* **DIRECTIVE**: Check every line below for the string "description", and copy the lines that contain it.

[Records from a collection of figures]

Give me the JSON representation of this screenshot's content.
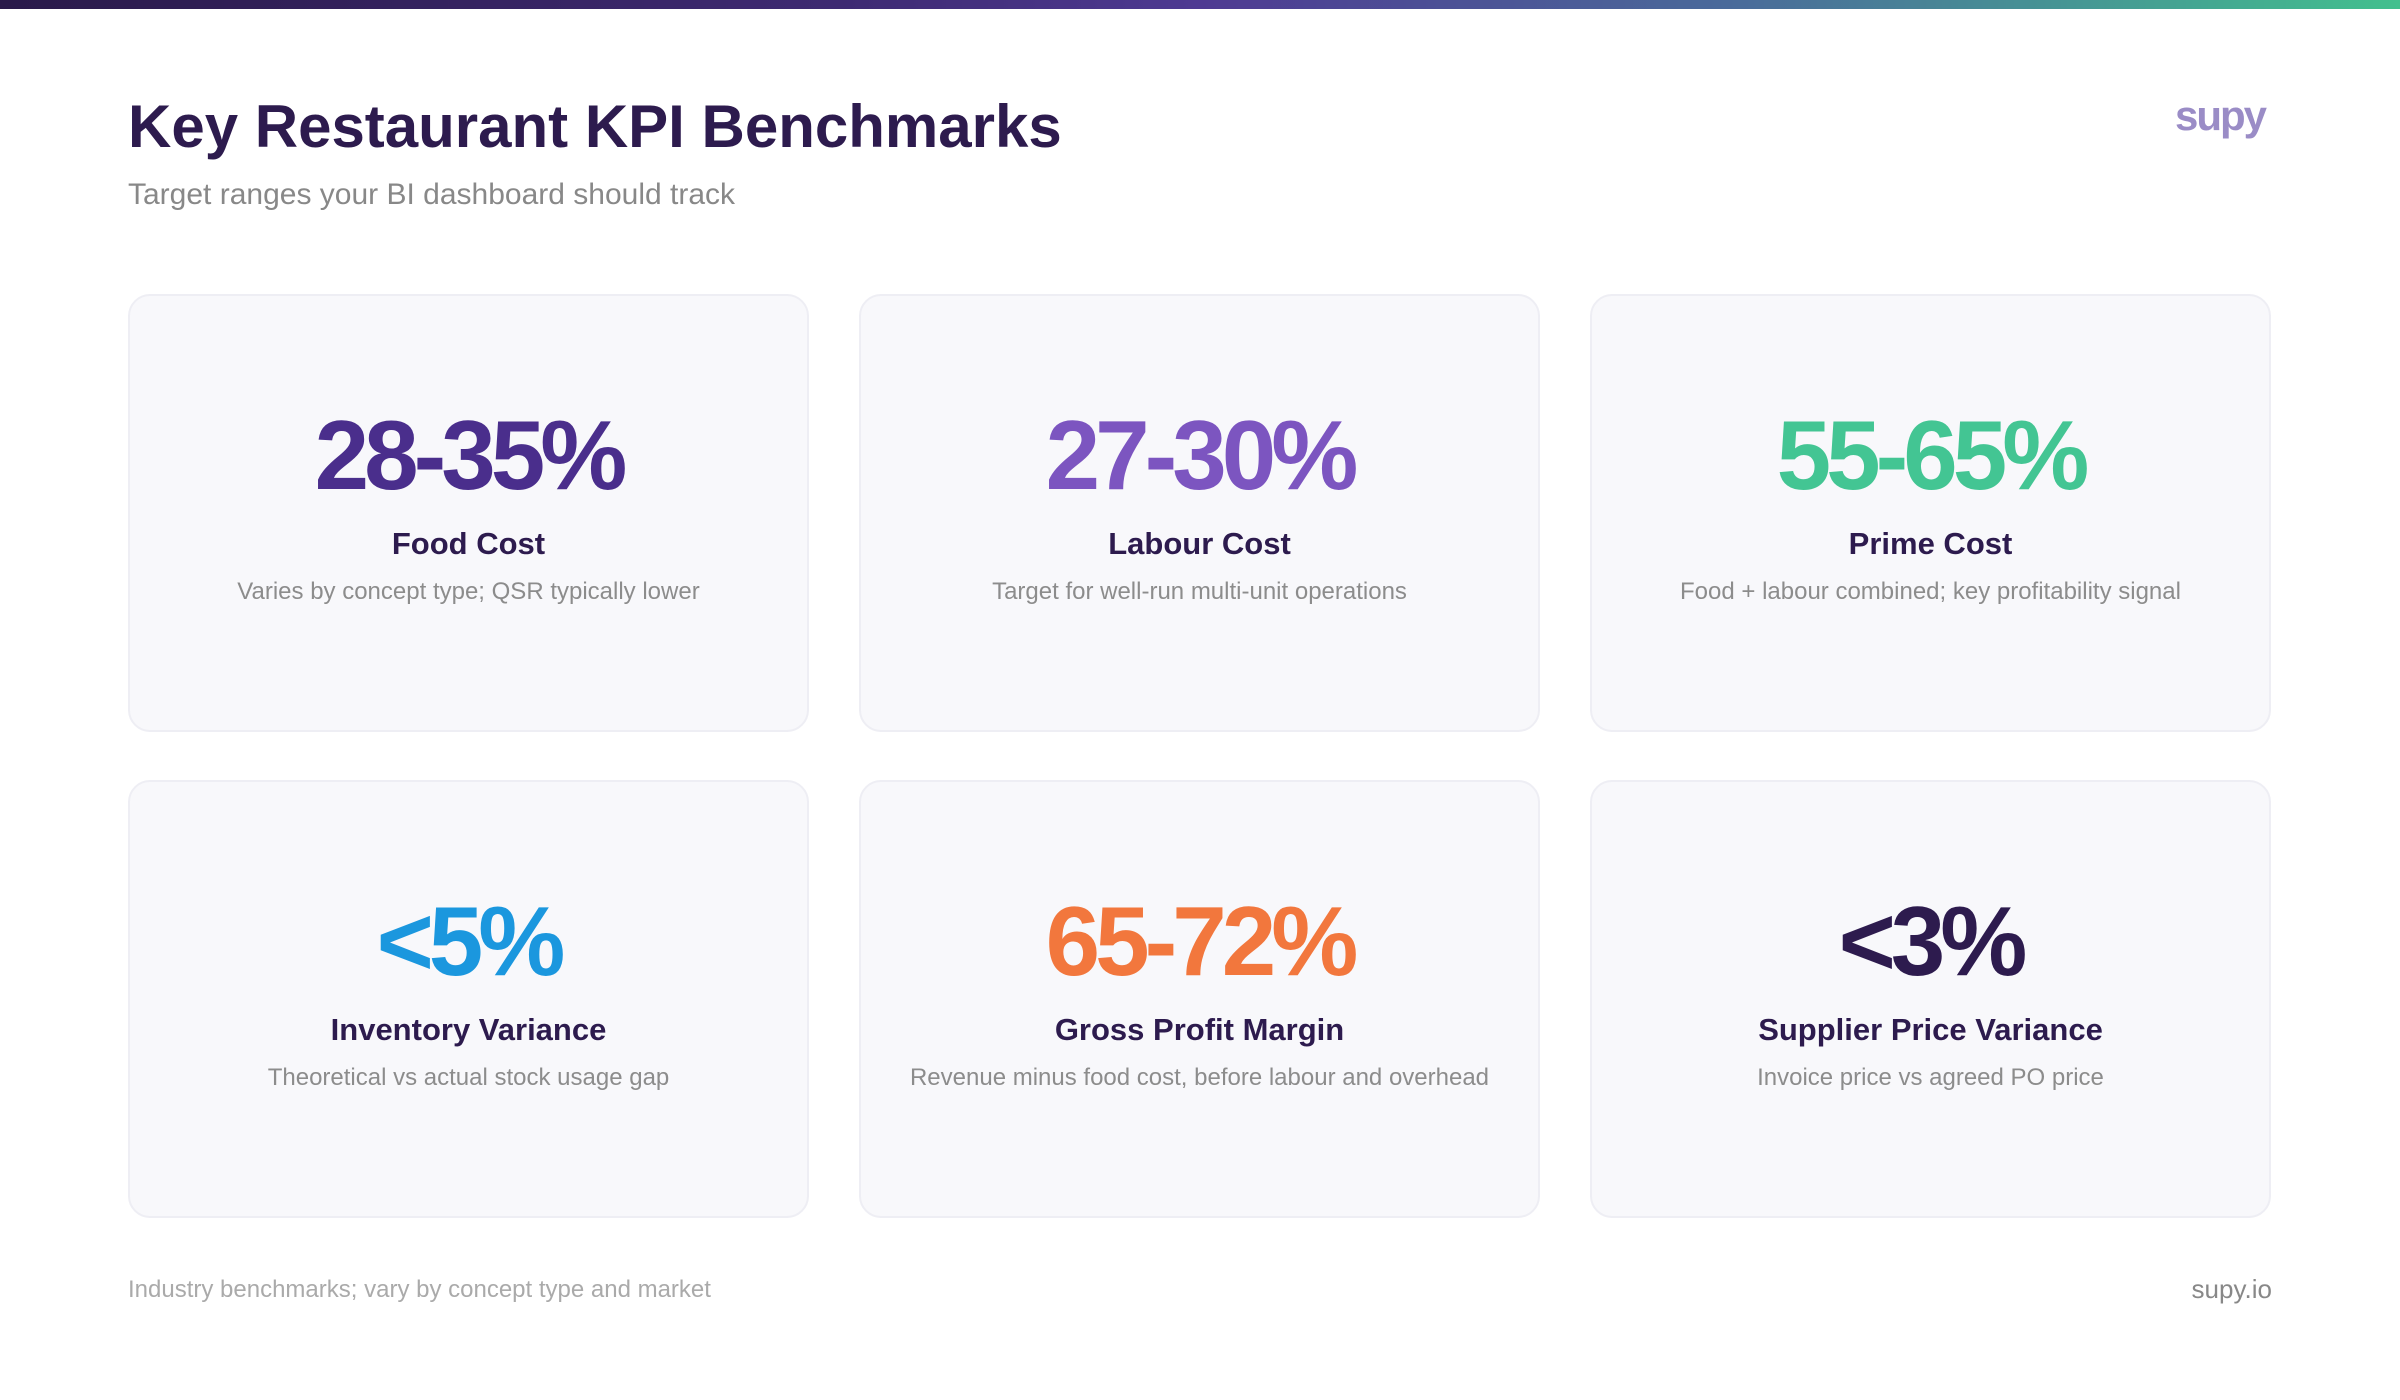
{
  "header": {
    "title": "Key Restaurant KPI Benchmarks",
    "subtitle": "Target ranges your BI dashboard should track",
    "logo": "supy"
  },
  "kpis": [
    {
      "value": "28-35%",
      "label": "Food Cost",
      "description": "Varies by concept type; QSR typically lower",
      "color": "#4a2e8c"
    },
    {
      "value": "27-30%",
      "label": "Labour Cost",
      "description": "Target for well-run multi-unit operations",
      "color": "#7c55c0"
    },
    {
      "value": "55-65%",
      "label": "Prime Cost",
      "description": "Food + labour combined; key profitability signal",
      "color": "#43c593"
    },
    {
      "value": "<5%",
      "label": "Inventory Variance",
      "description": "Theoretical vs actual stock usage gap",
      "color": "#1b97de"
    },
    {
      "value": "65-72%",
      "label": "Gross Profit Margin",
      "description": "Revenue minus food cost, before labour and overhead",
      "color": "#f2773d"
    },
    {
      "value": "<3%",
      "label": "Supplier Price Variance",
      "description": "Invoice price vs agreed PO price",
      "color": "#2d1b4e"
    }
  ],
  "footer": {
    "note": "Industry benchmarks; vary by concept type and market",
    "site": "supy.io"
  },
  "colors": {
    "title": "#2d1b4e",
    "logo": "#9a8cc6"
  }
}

* **CORRECT ANSWER**:
      "description": "Varies by concept type; QSR typically lower",
      "description": "Target for well-run multi-unit operations",
      "description": "Food + labour combined; key profitability signal",
      "description": "Theoretical vs actual stock usage gap",
      "description": "Revenue minus food cost, before labour and overhead",
      "description": "Invoice price vs agreed PO price",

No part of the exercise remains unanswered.